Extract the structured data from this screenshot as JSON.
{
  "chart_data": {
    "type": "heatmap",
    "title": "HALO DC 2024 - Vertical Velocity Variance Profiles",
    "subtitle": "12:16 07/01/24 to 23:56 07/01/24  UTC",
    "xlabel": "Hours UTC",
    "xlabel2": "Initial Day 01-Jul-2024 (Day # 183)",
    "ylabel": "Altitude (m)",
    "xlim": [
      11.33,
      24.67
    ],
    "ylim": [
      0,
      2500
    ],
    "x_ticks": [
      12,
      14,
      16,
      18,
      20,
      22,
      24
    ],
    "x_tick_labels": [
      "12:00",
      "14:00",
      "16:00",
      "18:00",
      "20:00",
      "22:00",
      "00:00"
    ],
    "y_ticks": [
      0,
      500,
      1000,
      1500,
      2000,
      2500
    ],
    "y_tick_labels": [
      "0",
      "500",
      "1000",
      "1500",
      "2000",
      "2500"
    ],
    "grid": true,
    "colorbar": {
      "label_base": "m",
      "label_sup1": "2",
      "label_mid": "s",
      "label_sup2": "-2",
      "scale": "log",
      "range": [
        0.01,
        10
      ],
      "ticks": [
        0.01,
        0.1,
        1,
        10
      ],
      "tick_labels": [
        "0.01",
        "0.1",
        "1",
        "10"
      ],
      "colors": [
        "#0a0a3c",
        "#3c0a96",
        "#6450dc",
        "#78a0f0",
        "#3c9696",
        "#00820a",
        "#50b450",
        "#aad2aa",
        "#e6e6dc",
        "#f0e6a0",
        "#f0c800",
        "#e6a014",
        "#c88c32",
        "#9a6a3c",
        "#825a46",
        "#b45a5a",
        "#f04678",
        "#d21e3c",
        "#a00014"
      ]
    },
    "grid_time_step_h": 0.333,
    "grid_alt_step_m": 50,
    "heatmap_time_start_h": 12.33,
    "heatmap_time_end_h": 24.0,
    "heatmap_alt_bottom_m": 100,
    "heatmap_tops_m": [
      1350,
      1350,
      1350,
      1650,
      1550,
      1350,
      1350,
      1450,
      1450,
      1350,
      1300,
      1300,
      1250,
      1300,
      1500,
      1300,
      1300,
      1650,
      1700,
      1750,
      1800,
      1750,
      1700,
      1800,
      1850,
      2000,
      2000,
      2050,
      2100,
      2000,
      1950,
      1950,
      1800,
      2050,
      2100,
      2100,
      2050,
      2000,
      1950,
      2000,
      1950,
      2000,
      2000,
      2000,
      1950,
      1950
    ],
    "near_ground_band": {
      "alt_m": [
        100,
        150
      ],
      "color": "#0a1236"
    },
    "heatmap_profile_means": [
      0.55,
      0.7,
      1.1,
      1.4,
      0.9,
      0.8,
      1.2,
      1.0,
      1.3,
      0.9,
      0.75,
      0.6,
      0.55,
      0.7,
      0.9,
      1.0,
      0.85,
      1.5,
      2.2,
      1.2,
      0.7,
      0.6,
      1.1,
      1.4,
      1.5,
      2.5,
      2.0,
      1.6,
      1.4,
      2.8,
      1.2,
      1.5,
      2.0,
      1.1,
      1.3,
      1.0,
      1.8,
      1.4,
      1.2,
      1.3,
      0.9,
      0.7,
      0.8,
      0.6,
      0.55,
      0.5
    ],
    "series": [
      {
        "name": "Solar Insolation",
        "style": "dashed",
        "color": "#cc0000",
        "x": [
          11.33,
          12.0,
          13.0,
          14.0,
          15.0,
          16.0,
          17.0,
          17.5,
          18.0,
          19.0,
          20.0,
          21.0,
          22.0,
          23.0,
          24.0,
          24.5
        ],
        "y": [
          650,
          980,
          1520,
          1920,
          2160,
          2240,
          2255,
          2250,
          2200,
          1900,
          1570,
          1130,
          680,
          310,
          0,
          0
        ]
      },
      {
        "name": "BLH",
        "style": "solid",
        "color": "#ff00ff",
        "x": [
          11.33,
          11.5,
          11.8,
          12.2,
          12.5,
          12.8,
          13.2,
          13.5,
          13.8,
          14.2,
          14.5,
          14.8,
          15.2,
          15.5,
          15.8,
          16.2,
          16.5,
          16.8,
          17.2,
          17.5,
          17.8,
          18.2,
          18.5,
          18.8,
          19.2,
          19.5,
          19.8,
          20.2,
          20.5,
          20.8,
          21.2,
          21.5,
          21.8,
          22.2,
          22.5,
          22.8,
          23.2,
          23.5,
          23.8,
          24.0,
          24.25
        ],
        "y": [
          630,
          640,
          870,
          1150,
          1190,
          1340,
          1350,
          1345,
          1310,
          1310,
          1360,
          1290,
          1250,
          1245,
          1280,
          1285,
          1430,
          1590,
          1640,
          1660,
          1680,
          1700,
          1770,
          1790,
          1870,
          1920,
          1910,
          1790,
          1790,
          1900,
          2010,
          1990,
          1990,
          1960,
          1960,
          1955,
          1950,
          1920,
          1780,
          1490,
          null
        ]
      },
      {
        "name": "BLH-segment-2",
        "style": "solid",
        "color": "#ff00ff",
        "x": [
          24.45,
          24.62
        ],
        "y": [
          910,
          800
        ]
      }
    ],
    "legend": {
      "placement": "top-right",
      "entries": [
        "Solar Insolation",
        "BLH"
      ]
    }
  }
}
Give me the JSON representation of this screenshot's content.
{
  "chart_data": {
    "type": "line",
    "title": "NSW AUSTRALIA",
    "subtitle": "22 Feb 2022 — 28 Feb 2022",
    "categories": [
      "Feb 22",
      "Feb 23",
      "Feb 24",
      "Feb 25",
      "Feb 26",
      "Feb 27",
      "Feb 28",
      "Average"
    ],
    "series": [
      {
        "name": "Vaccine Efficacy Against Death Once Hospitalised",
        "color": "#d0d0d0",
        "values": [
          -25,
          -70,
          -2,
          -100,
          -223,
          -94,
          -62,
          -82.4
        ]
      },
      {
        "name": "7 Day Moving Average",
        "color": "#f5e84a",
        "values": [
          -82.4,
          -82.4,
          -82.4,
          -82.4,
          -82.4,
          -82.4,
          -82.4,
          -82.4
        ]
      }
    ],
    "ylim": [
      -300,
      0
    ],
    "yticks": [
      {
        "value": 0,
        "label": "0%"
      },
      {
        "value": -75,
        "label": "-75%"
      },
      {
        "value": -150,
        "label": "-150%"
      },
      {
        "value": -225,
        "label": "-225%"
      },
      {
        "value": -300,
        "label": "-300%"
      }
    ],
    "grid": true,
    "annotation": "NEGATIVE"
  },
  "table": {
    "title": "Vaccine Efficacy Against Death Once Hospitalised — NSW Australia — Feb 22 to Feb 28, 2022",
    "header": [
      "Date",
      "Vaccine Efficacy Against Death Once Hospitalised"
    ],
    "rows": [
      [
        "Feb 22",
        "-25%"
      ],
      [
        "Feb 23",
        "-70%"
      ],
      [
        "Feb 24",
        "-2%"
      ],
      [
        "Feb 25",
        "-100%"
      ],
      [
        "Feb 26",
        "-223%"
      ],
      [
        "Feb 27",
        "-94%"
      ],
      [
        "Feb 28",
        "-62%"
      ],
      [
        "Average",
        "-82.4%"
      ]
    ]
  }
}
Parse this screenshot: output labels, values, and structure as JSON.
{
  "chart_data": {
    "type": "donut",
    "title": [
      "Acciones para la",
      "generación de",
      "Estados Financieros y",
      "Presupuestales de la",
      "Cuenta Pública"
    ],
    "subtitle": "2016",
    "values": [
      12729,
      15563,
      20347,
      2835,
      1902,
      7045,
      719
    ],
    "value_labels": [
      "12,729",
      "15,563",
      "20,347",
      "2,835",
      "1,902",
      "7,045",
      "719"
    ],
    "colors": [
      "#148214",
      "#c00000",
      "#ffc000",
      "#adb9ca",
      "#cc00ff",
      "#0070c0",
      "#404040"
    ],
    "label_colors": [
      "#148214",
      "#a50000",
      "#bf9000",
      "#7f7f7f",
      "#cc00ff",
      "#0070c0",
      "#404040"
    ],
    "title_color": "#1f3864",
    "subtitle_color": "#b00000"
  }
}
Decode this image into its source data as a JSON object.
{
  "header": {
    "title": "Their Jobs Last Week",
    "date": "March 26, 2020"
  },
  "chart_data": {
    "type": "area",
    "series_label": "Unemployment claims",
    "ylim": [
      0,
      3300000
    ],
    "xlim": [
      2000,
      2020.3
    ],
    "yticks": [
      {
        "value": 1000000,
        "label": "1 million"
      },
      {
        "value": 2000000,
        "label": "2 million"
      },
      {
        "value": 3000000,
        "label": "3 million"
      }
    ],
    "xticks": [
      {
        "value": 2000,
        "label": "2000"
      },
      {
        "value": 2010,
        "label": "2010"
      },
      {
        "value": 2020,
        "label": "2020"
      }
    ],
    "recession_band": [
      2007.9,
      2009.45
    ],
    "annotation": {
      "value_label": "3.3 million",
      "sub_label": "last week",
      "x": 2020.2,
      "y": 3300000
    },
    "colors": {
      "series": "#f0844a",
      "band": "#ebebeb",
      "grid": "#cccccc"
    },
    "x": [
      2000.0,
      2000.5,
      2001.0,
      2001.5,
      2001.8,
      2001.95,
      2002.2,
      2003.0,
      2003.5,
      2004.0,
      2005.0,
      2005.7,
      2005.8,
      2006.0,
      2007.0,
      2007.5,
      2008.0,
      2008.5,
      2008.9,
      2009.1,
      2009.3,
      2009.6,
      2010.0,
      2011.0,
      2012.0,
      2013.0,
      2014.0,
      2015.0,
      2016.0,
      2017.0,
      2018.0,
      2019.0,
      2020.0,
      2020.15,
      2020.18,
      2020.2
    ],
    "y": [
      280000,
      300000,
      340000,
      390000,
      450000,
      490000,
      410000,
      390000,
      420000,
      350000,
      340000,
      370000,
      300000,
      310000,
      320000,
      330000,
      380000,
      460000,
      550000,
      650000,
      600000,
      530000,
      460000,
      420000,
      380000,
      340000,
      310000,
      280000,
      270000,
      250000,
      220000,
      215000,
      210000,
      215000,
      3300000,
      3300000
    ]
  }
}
..............................
• [WHAT IS ASKED]
List each line holding the string "Efficacy".

• [IN RESPONSE]
        "name": "Vaccine Efficacy Against Death Once Hospitalised",
    "title": "Vaccine Efficacy Against Death Once Hospitalised — NSW Australia — Feb 22 to Feb 28, 2022",
      "Vaccine Efficacy Against Death Once Hospitalised"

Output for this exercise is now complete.